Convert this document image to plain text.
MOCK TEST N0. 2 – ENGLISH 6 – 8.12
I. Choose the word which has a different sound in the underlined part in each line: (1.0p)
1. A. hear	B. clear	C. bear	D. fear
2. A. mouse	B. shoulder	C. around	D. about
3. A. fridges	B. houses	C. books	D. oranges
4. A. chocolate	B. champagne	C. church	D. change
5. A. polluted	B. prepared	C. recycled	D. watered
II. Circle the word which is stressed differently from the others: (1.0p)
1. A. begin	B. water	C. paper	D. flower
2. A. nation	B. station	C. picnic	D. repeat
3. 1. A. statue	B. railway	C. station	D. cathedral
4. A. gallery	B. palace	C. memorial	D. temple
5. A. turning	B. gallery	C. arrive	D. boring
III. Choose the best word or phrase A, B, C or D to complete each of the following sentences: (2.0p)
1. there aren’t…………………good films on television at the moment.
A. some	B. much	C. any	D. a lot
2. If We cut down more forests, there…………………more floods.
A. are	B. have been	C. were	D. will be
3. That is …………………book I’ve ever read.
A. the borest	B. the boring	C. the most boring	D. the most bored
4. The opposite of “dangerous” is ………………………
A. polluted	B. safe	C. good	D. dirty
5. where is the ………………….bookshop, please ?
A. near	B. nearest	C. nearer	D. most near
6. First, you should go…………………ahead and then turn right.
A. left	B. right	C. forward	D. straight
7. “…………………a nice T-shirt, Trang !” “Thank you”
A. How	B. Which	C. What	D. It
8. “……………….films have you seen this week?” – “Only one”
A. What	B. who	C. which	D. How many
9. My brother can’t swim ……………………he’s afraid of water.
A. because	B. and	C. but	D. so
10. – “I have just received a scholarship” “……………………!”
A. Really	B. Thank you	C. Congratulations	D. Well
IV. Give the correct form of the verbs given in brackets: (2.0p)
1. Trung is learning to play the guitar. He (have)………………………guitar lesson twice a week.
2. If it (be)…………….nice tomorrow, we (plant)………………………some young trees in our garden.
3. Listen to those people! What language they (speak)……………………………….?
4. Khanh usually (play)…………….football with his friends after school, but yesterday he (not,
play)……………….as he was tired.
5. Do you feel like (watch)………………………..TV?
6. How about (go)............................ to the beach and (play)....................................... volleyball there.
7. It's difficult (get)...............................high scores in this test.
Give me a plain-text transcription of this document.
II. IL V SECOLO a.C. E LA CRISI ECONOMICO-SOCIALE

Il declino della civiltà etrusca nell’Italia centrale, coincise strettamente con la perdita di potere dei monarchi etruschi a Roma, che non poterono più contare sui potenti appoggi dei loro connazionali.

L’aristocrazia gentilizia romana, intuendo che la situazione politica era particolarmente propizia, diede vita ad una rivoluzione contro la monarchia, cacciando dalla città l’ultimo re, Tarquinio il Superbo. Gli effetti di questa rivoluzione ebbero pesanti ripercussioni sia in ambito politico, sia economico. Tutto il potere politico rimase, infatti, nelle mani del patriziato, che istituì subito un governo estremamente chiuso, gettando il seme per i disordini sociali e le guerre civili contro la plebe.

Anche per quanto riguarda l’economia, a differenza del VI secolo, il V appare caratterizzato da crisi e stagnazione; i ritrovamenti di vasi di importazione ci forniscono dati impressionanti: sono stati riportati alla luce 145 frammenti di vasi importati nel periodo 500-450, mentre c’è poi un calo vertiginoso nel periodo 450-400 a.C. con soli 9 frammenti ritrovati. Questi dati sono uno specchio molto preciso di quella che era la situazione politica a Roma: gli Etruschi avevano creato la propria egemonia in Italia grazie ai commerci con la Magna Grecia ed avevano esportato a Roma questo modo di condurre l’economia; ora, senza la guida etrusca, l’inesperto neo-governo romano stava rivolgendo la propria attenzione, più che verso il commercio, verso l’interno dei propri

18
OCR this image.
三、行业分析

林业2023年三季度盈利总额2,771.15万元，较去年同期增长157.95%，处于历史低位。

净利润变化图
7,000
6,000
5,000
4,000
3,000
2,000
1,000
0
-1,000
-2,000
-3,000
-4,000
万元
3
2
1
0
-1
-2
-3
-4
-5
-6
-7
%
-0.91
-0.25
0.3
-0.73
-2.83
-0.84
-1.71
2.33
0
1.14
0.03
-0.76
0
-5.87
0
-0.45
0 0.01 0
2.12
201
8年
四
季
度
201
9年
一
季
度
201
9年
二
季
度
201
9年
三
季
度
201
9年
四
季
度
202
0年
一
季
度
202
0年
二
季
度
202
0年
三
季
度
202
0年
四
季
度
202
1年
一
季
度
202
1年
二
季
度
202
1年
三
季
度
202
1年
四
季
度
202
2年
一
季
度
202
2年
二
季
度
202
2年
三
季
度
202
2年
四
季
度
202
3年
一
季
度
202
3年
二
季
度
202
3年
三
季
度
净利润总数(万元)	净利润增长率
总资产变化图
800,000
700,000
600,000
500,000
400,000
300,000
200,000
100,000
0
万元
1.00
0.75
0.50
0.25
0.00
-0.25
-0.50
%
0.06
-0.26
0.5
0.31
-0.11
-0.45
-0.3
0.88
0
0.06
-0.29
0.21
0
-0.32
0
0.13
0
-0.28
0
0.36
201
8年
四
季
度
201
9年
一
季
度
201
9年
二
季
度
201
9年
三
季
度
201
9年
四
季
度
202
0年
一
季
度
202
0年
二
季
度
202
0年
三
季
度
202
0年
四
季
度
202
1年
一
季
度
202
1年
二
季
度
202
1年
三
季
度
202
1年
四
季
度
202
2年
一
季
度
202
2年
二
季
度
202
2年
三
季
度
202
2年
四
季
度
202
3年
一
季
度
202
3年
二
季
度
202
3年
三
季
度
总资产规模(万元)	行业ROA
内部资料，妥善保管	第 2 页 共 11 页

----------------

### DESCRIPTION OF THE TASK
All lines of the data above that include the word "right" must be shown.

### OUTPUT FOR THIS TASK
6. First, you should go…………………ahead and then turn right.
A. left	B. right	C. forward	D. straight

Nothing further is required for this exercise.